**ARTICLE**.
Gregory Loselle (born 1963) is an American poet, dramatist, teacher, and writer of short fiction.
Winner of the Ruby Lloyd Apsey Award for Playwriting in 1988, for "New York Times," and author of a short play published by The Dramatic Publishing Company in 1981, his fiction has been published in the Georgetown Review and The Saturday Evening Post (his short story, "Lazarus," which won The Lorian Hemingway Short Fiction Competition in 2009), while his poetry has appeared in literary journals such as Alehouse, Oberon, The Comstock Review, Inkwell, Sow's Ear, The Pannus Index, The Pinch and Rattle and has won several competitions and awards, including The Rita Dove Poetry Prize in the Salem College International Writing Awards and the Robert Frost Foundation's Robert Frost Award for Poetry in 2009. He won four Hopwood Awards for Creative Writing, and the Academy of American Poets Prize, at the University of Michigan, where he earned an MFA in Creative Writing.

**THE TASKS**.
a) In the Gregory Loselle biography, which short story won The Lorian Hemingway Short Fiction Competition in 2009?
b) Reproduce the part of the Gregory Loselle biography that begins at the words "Winner of the" and stops after the words "in Creative Writing.".

**PROVIDED DATA**.
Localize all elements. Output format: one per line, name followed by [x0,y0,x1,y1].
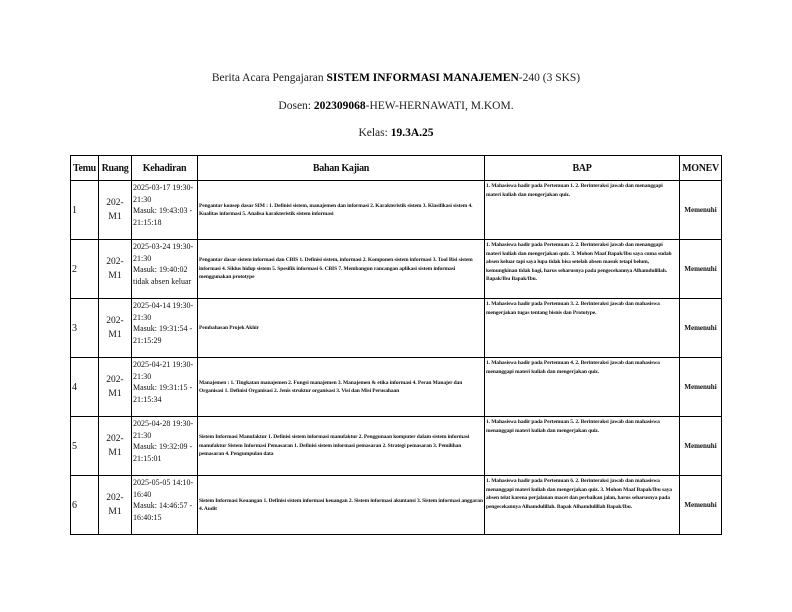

**FULL ANSWERS**.
a) "Lazarus"

b)
Winner of the Ruby Lloyd Apsey Award for Playwriting in 1988, for "New York Times," and author of a short play published by The Dramatic Publishing Company in 1981, his fiction has been published in the Georgetown Review and The Saturday Evening Post (his short story, "Lazarus," which won The Lorian Hemingway Short Fiction Competition in 2009), while his poetry has appeared in literary journals such as Alehouse, Oberon, The Comstock Review, Inkwell, Sow's Ear, The Pannus Index, The Pinch and Rattle and has won several competitions and awards, including The Rita Dove Poetry Prize in the Salem College International Writing Awards and the Robert Frost Foundation's Robert Frost Award for Poetry in 2009. He won four Hopwood Awards for Creative Writing, and the Academy of American Poets Prize, at the University of Michigan, where he earned an MFA in Creative Writing.